EXERCISE — Set down all of the entries word for word, omitting the images they contain.

━━ DATA TO USE ━━

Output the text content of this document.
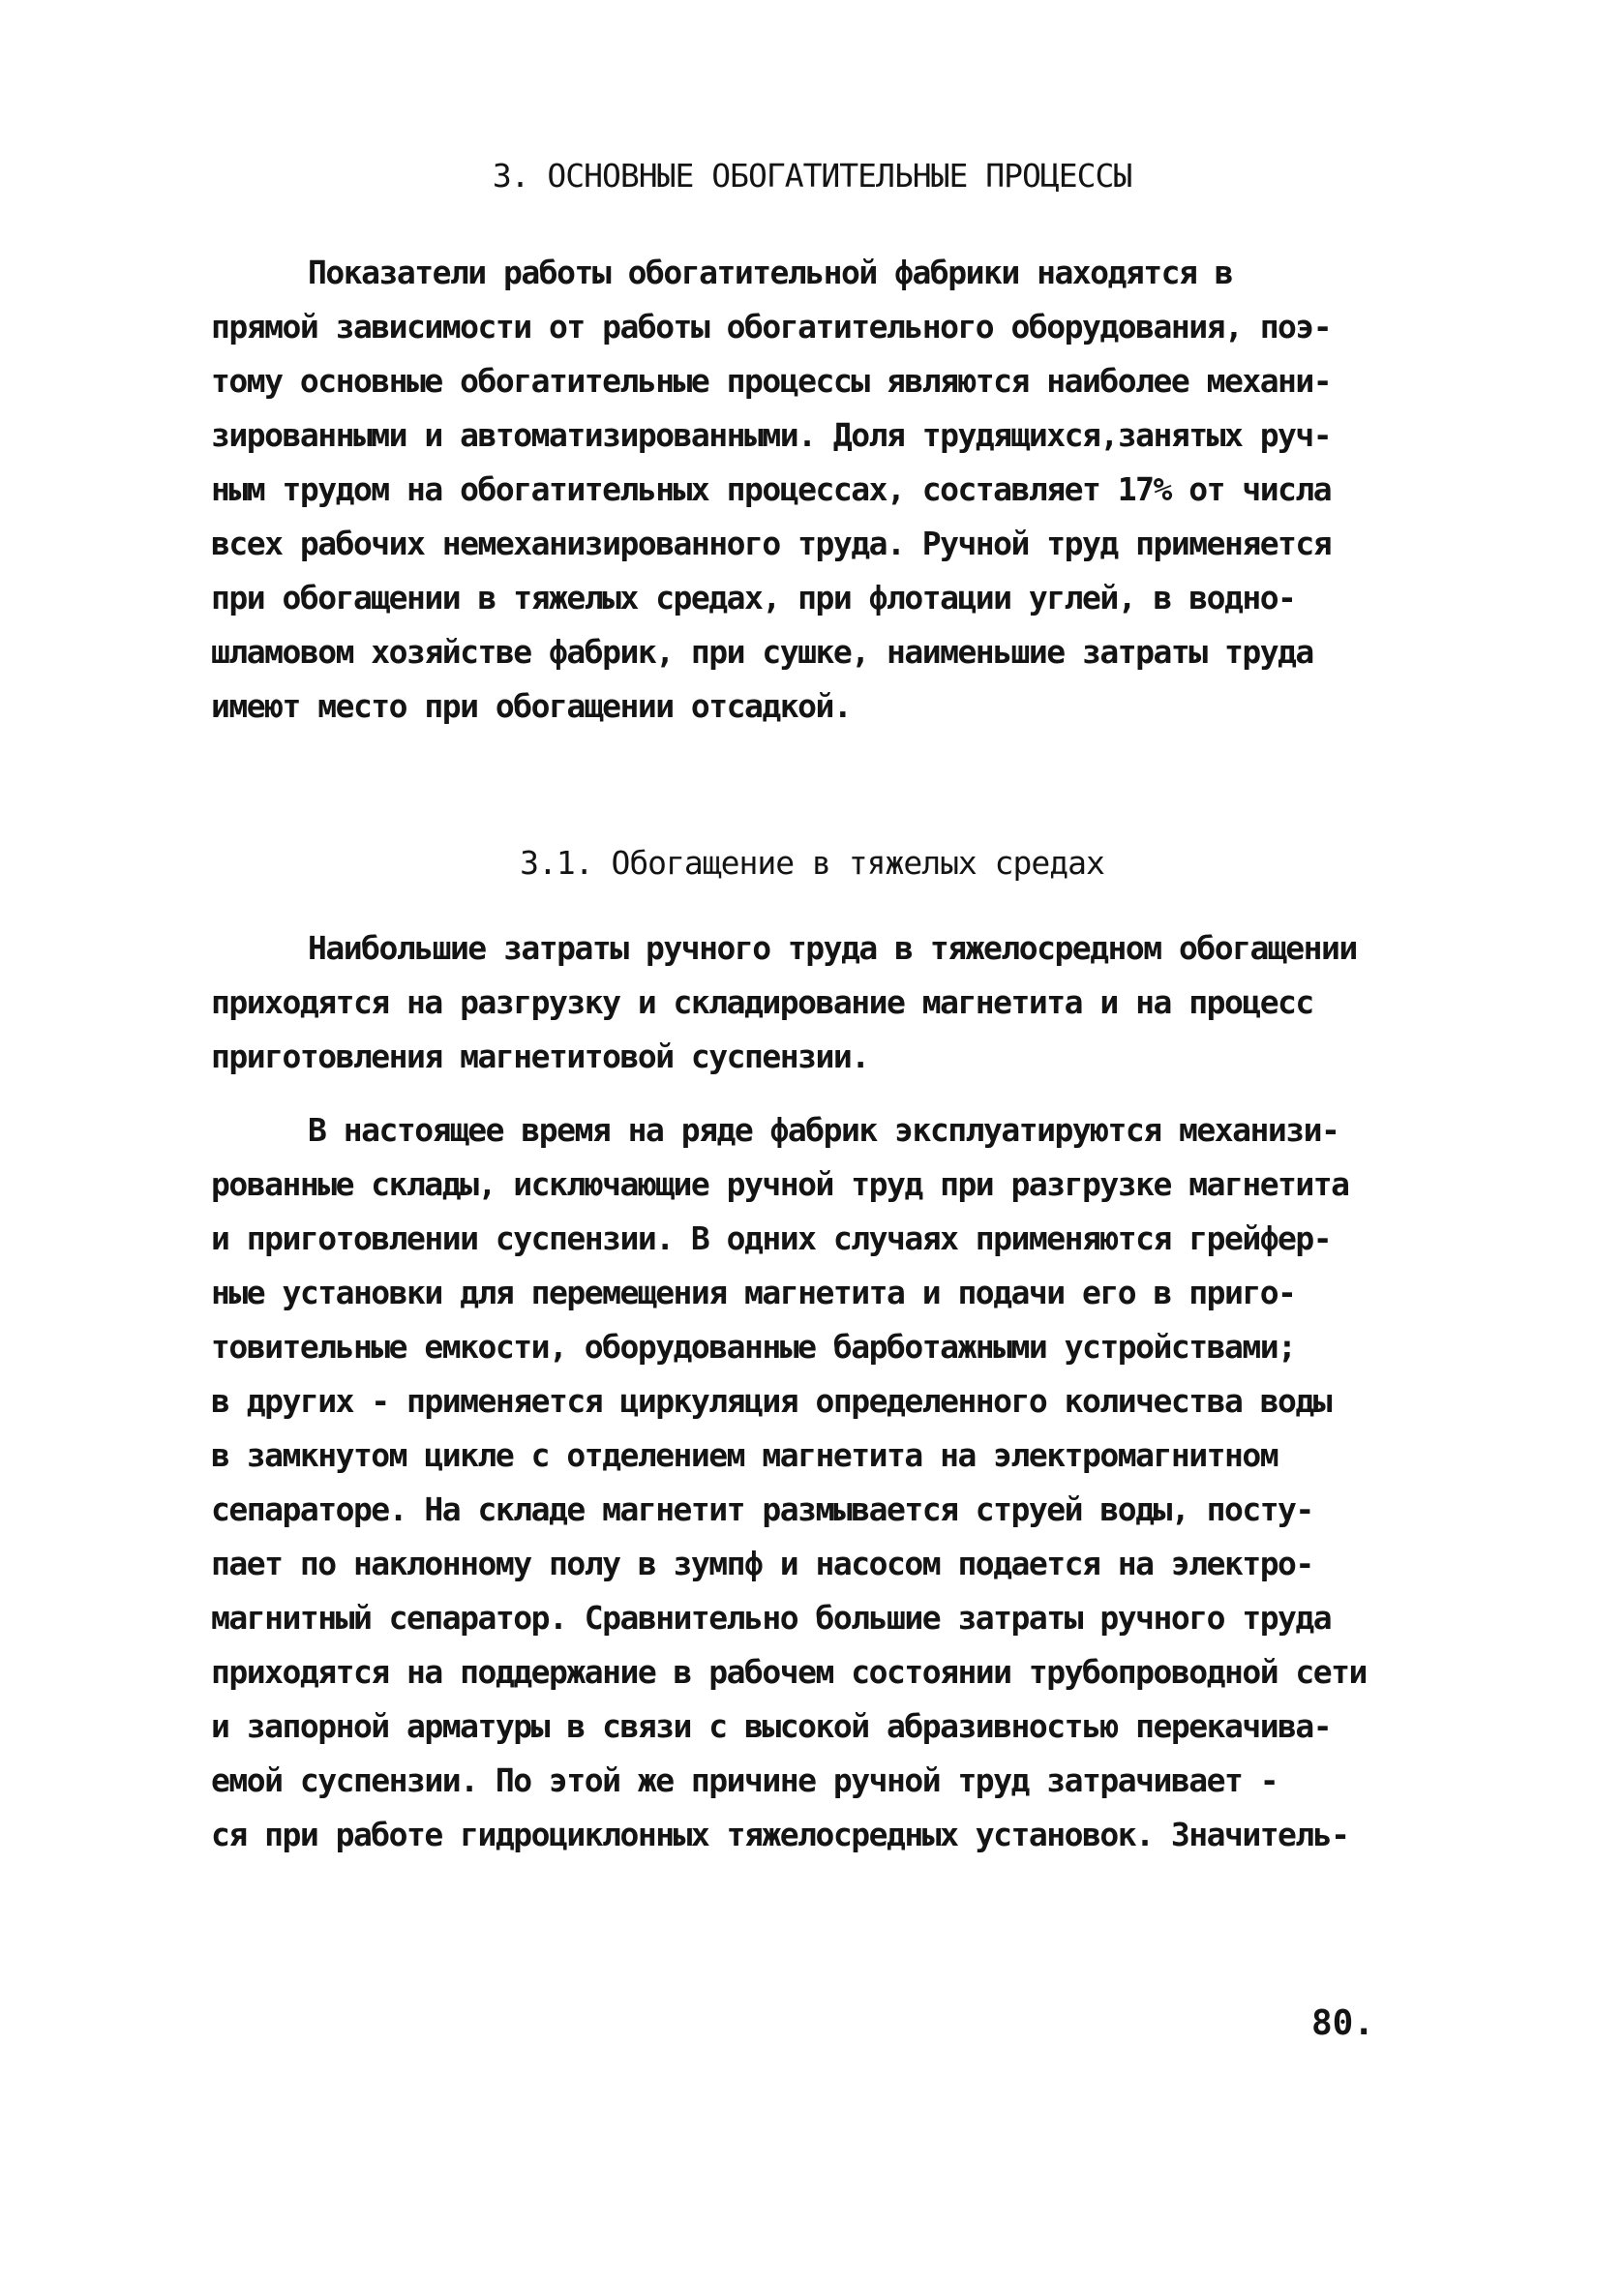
3. ОСНОВНЫЕ ОБОГАТИТЕЛЬНЫЕ ПРОЦЕССЫ
Показатели работы обогатительной фабрики находятся в
прямой зависимости от работы обогатительного оборудования, поэ-
тому основные обогатительные процессы являются наиболее механи-
зированными и автоматизированными. Доля трудящихся,занятых руч-
ным трудом на обогатительных процессах, составляет 17% от числа
всех рабочих немеханизированного труда. Ручной труд применяется
при обогащении в тяжелых средах, при флотации углей, в водно-
шламовом хозяйстве фабрик, при сушке, наименьшие затраты труда
имеют место при обогащении отсадкой.
3.1. Обогащение в тяжелых средах
Наибольшие затраты ручного труда в тяжелосредном обогащении
приходятся на разгрузку и складирование магнетита и на процесс
приготовления магнетитовой суспензии.
В настоящее время на ряде фабрик эксплуатируются механизи-
рованные склады, исключающие ручной труд при разгрузке магнетита
и приготовлении суспензии. В одних случаях применяются грейфер-
ные установки для перемещения магнетита и подачи его в приго-
товительные емкости, оборудованные барботажными устройствами;
в других - применяется циркуляция определенного количества воды
в замкнутом цикле с отделением магнетита на электромагнитном
сепараторе. На складе магнетит размывается струей воды, посту-
пает по наклонному полу в зумпф и насосом подается на электро-
магнитный сепаратор. Сравнительно большие затраты ручного труда
приходятся на поддержание в рабочем состоянии трубопроводной сети
и запорной арматуры в связи с высокой абразивностью перекачива-
емой суспензии. По этой же причине ручной труд затрачивает -
ся при работе гидроциклонных тяжелосредных установок. Значитель-
80.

━━━

EXPECTED ANSWER —
Output the text content of this document.
3. ОСНОВНЫЕ ОБОГАТИТЕЛЬНЫЕ ПРОЦЕССЫ
Показатели работы обогатительной фабрики находятся в
прямой зависимости от работы обогатительного оборудования, поэ-
тому основные обогатительные процессы являются наиболее механи-
зированными и автоматизированными. Доля трудящихся,занятых руч-
ным трудом на обогатительных процессах, составляет 17% от числа
всех рабочих немеханизированного труда. Ручной труд применяется
при обогащении в тяжелых средах, при флотации углей, в водно-
шламовом хозяйстве фабрик, при сушке, наименьшие затраты труда
имеют место при обогащении отсадкой.
3.1. Обогащение в тяжелых средах
Наибольшие затраты ручного труда в тяжелосредном обогащении
приходятся на разгрузку и складирование магнетита и на процесс
приготовления магнетитовой суспензии.
В настоящее время на ряде фабрик эксплуатируются механизи-
рованные склады, исключающие ручной труд при разгрузке магнетита
и приготовлении суспензии. В одних случаях применяются грейфер-
ные установки для перемещения магнетита и подачи его в приго-
товительные емкости, оборудованные барботажными устройствами;
в других - применяется циркуляция определенного количества воды
в замкнутом цикле с отделением магнетита на электромагнитном
сепараторе. На складе магнетит размывается струей воды, посту-
пает по наклонному полу в зумпф и насосом подается на электро-
магнитный сепаратор. Сравнительно большие затраты ручного труда
приходятся на поддержание в рабочем состоянии трубопроводной сети
и запорной арматуры в связи с высокой абразивностью перекачива-
емой суспензии. По этой же причине ручной труд затрачивает -
ся при работе гидроциклонных тяжелосредных установок. Значитель-
80.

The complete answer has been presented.